Exercise input —
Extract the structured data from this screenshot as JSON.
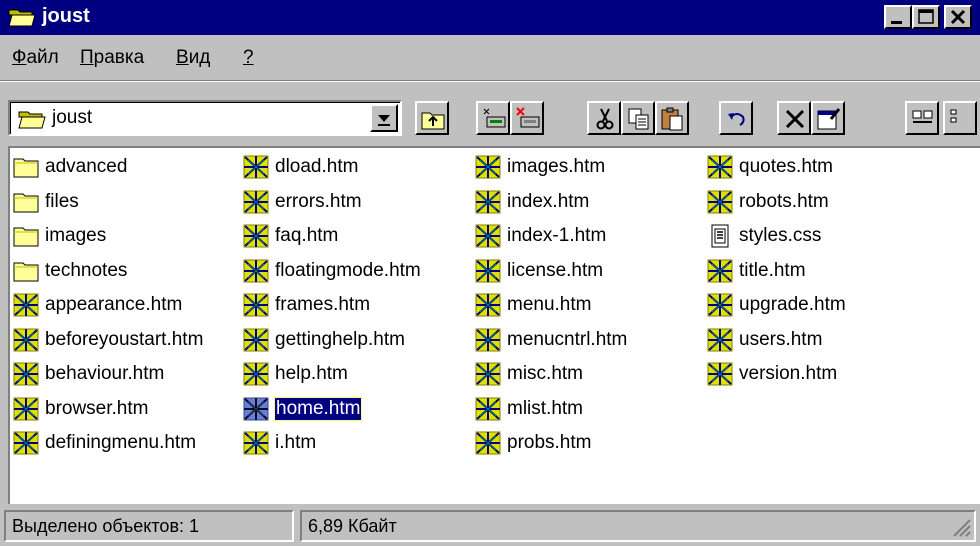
{
  "window": {
    "title": "joust",
    "controls": [
      "minimize-icon",
      "maximize-icon",
      "close-icon"
    ]
  },
  "menu": {
    "items": [
      {
        "label": "Файл",
        "accel": "Ф",
        "rest": "айл"
      },
      {
        "label": "Правка",
        "accel": "П",
        "rest": "равка"
      },
      {
        "label": "Вид",
        "accel": "В",
        "rest": "ид"
      },
      {
        "label": "?",
        "accel": "?",
        "rest": ""
      }
    ]
  },
  "toolbar": {
    "address_value": "joust",
    "buttons": [
      "up-folder-icon",
      "map-network-drive-icon",
      "disconnect-drive-icon",
      "cut-icon",
      "copy-icon",
      "paste-icon",
      "undo-icon",
      "delete-icon",
      "properties-icon",
      "large-icons-view-icon",
      "small-icons-view-icon"
    ]
  },
  "files": {
    "col1": [
      {
        "name": "advanced",
        "type": "folder"
      },
      {
        "name": "files",
        "type": "folder"
      },
      {
        "name": "images",
        "type": "folder"
      },
      {
        "name": "technotes",
        "type": "folder"
      },
      {
        "name": "appearance.htm",
        "type": "htm"
      },
      {
        "name": "beforeyoustart.htm",
        "type": "htm"
      },
      {
        "name": "behaviour.htm",
        "type": "htm"
      },
      {
        "name": "browser.htm",
        "type": "htm"
      },
      {
        "name": "definingmenu.htm",
        "type": "htm"
      }
    ],
    "col2": [
      {
        "name": "dload.htm",
        "type": "htm"
      },
      {
        "name": "errors.htm",
        "type": "htm"
      },
      {
        "name": "faq.htm",
        "type": "htm"
      },
      {
        "name": "floatingmode.htm",
        "type": "htm"
      },
      {
        "name": "frames.htm",
        "type": "htm"
      },
      {
        "name": "gettinghelp.htm",
        "type": "htm"
      },
      {
        "name": "help.htm",
        "type": "htm"
      },
      {
        "name": "home.htm",
        "type": "htm",
        "selected": true
      },
      {
        "name": "i.htm",
        "type": "htm"
      }
    ],
    "col3": [
      {
        "name": "images.htm",
        "type": "htm"
      },
      {
        "name": "index.htm",
        "type": "htm"
      },
      {
        "name": "index-1.htm",
        "type": "htm"
      },
      {
        "name": "license.htm",
        "type": "htm"
      },
      {
        "name": "menu.htm",
        "type": "htm"
      },
      {
        "name": "menucntrl.htm",
        "type": "htm"
      },
      {
        "name": "misc.htm",
        "type": "htm"
      },
      {
        "name": "mlist.htm",
        "type": "htm"
      },
      {
        "name": "probs.htm",
        "type": "htm"
      }
    ],
    "col4": [
      {
        "name": "quotes.htm",
        "type": "htm"
      },
      {
        "name": "robots.htm",
        "type": "htm"
      },
      {
        "name": "styles.css",
        "type": "css"
      },
      {
        "name": "title.htm",
        "type": "htm"
      },
      {
        "name": "upgrade.htm",
        "type": "htm"
      },
      {
        "name": "users.htm",
        "type": "htm"
      },
      {
        "name": "version.htm",
        "type": "htm"
      }
    ]
  },
  "status": {
    "selected_count": "Выделено объектов: 1",
    "size": "6,89 Кбайт"
  },
  "colors": {
    "titlebar": "#000080",
    "face": "#c0c0c0",
    "selection": "#000080"
  }
}
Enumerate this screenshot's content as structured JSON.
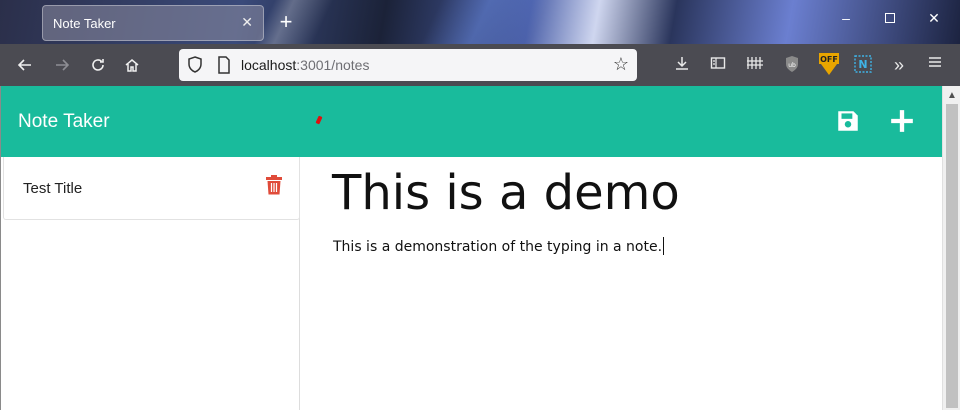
{
  "browser": {
    "tab": {
      "title": "Note Taker",
      "close": "✕"
    },
    "new_tab": "+",
    "window": {
      "minimize": "–",
      "close": "✕"
    },
    "url": {
      "host": "localhost",
      "rest": ":3001/notes"
    },
    "toolbar_icons": [
      "download-icon",
      "reader-view-icon",
      "library-icon",
      "ublock-icon",
      "extension-off-icon",
      "extension-n-icon",
      "overflow-icon",
      "menu-icon"
    ],
    "extension_off_label": "OFF",
    "extension_n_label": "N",
    "overflow": "»"
  },
  "app": {
    "title": "Note Taker",
    "accent_color": "#19bb9c",
    "delete_color": "#e04b3a"
  },
  "sidebar": {
    "notes": [
      {
        "title": "Test Title"
      }
    ]
  },
  "editor": {
    "title": "This is a demo",
    "body": "This is a demonstration of the typing in a note."
  }
}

Aim of the exercise —
Write out every line of the listing that holds the word "screenshot".

Exercise response —
Extract the structured data from this screenshot as JSON.
Enumerate this screenshot's content as structured JSON.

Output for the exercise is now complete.